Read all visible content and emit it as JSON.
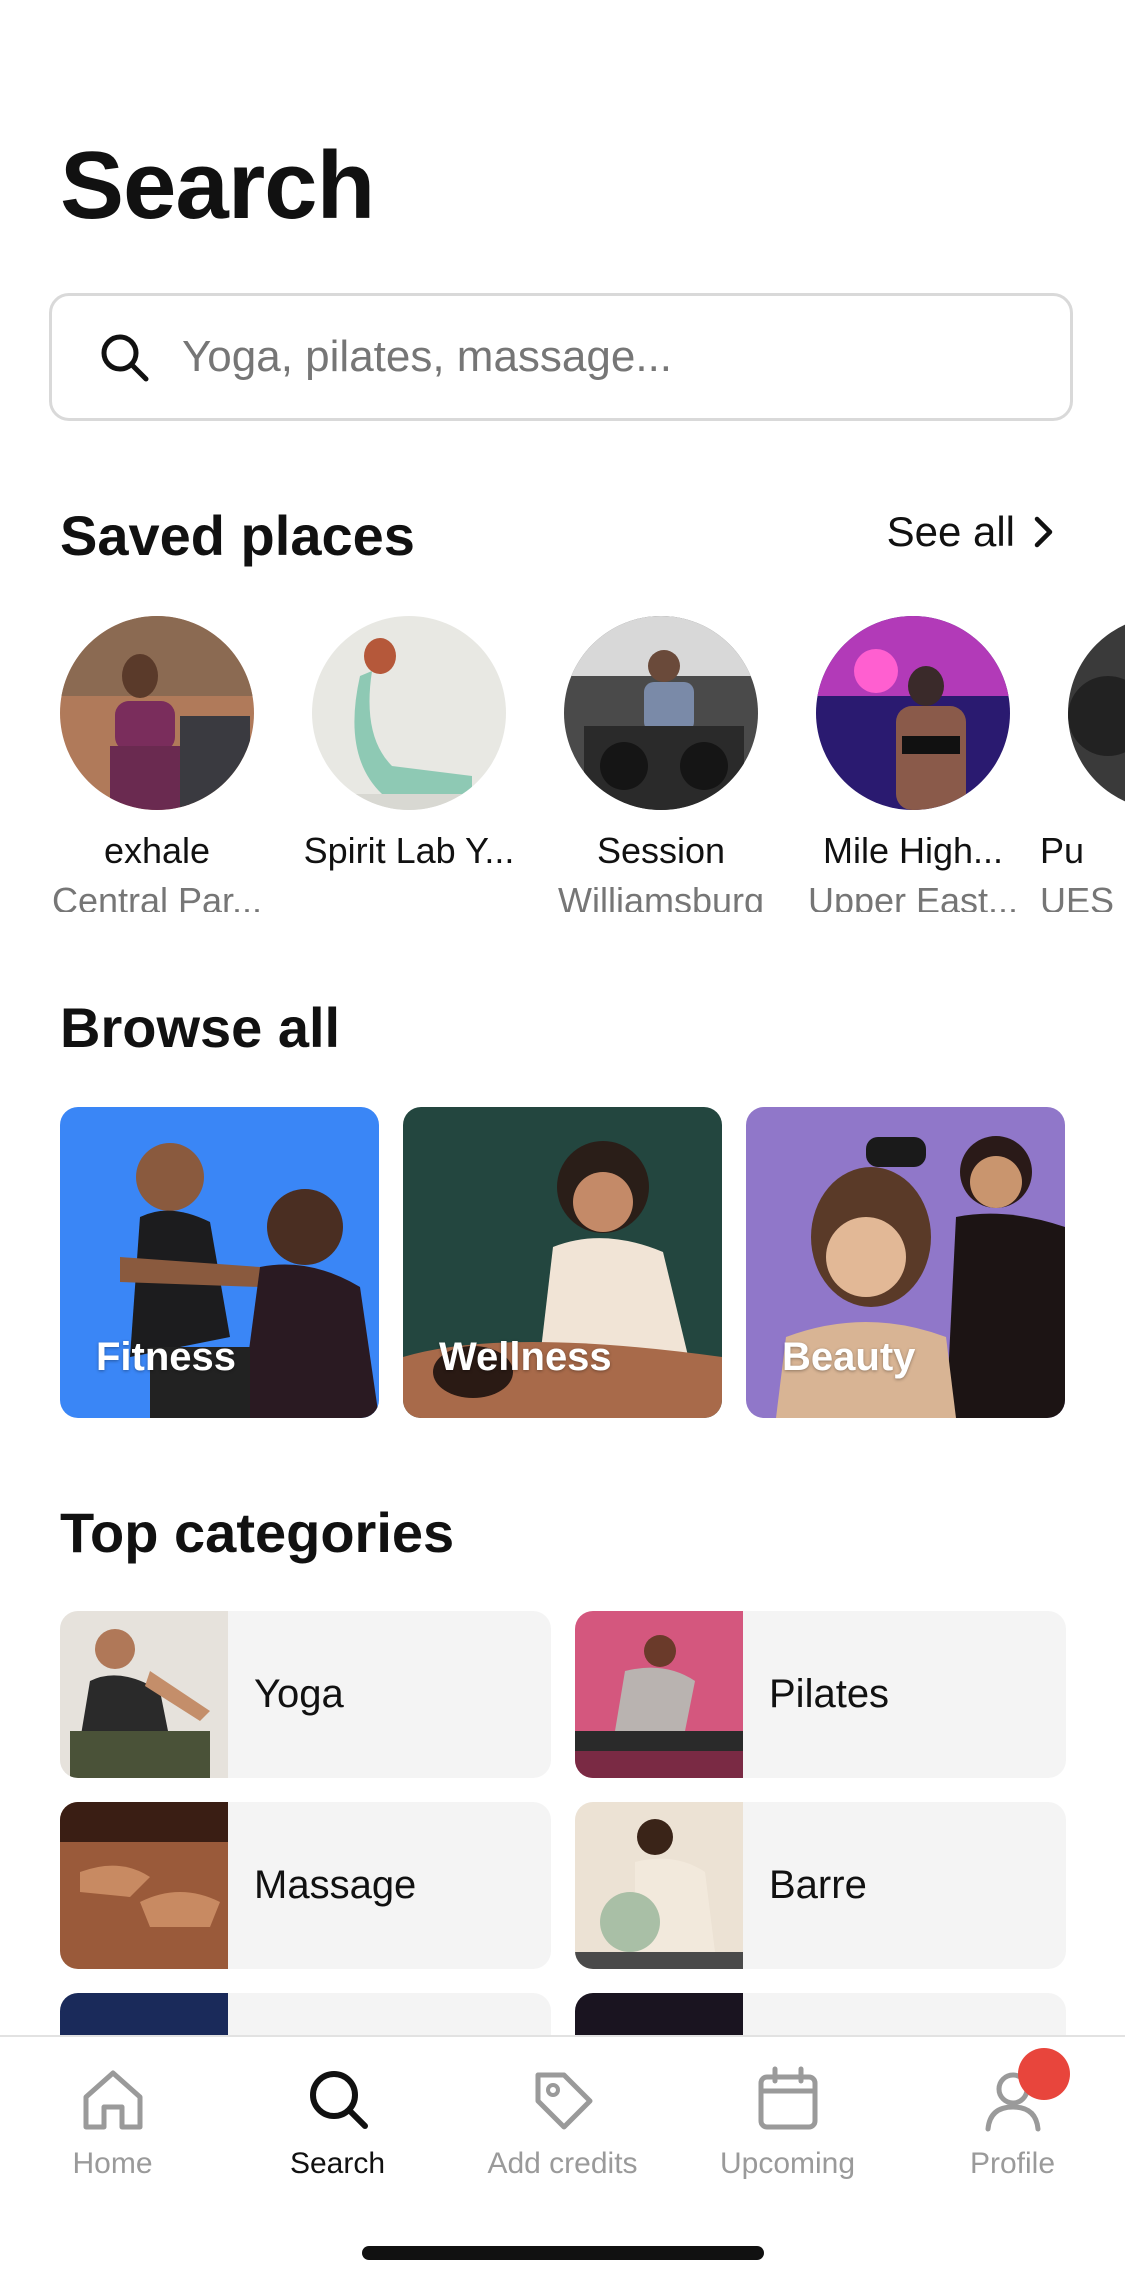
{
  "header": {
    "title": "Search"
  },
  "search": {
    "placeholder": "Yoga, pilates, massage..."
  },
  "saved_places": {
    "title": "Saved places",
    "see_all": "See all",
    "items": [
      {
        "name": "exhale",
        "location": "Central Par..."
      },
      {
        "name": "Spirit Lab Y...",
        "location": ""
      },
      {
        "name": "Session",
        "location": "Williamsburg"
      },
      {
        "name": "Mile High...",
        "location": "Upper East..."
      },
      {
        "name": "Pu",
        "location": "UES"
      }
    ]
  },
  "browse_all": {
    "title": "Browse all",
    "cards": [
      {
        "label": "Fitness",
        "color": "#3a86f6"
      },
      {
        "label": "Wellness",
        "color": "#23463f"
      },
      {
        "label": "Beauty",
        "color": "#9077c9"
      }
    ]
  },
  "top_categories": {
    "title": "Top categories",
    "items": [
      {
        "label": "Yoga"
      },
      {
        "label": "Pilates"
      },
      {
        "label": "Massage"
      },
      {
        "label": "Barre"
      }
    ]
  },
  "tabbar": {
    "items": [
      {
        "label": "Home",
        "icon": "home-icon",
        "active": false
      },
      {
        "label": "Search",
        "icon": "search-icon",
        "active": true
      },
      {
        "label": "Add credits",
        "icon": "tag-icon",
        "active": false
      },
      {
        "label": "Upcoming",
        "icon": "calendar-icon",
        "active": false
      },
      {
        "label": "Profile",
        "icon": "person-icon",
        "active": false
      }
    ]
  },
  "colors": {
    "badge": "#e8453c",
    "text": "#111111",
    "muted": "#767676"
  }
}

Exercise brief: Omit each picture, then return all of the listing exactly as it stands.

Full output:
Read all visible content and emit it as JSON.
{
  "header": {
    "title": "Search"
  },
  "search": {
    "placeholder": "Yoga, pilates, massage..."
  },
  "saved_places": {
    "title": "Saved places",
    "see_all": "See all",
    "items": [
      {
        "name": "exhale",
        "location": "Central Par..."
      },
      {
        "name": "Spirit Lab Y...",
        "location": ""
      },
      {
        "name": "Session",
        "location": "Williamsburg"
      },
      {
        "name": "Mile High...",
        "location": "Upper East..."
      },
      {
        "name": "Pu",
        "location": "UES"
      }
    ]
  },
  "browse_all": {
    "title": "Browse all",
    "cards": [
      {
        "label": "Fitness",
        "color": "#3a86f6"
      },
      {
        "label": "Wellness",
        "color": "#23463f"
      },
      {
        "label": "Beauty",
        "color": "#9077c9"
      }
    ]
  },
  "top_categories": {
    "title": "Top categories",
    "items": [
      {
        "label": "Yoga"
      },
      {
        "label": "Pilates"
      },
      {
        "label": "Massage"
      },
      {
        "label": "Barre"
      }
    ]
  },
  "tabbar": {
    "items": [
      {
        "label": "Home",
        "icon": "home-icon",
        "active": false
      },
      {
        "label": "Search",
        "icon": "search-icon",
        "active": true
      },
      {
        "label": "Add credits",
        "icon": "tag-icon",
        "active": false
      },
      {
        "label": "Upcoming",
        "icon": "calendar-icon",
        "active": false
      },
      {
        "label": "Profile",
        "icon": "person-icon",
        "active": false
      }
    ]
  },
  "colors": {
    "badge": "#e8453c",
    "text": "#111111",
    "muted": "#767676"
  }
}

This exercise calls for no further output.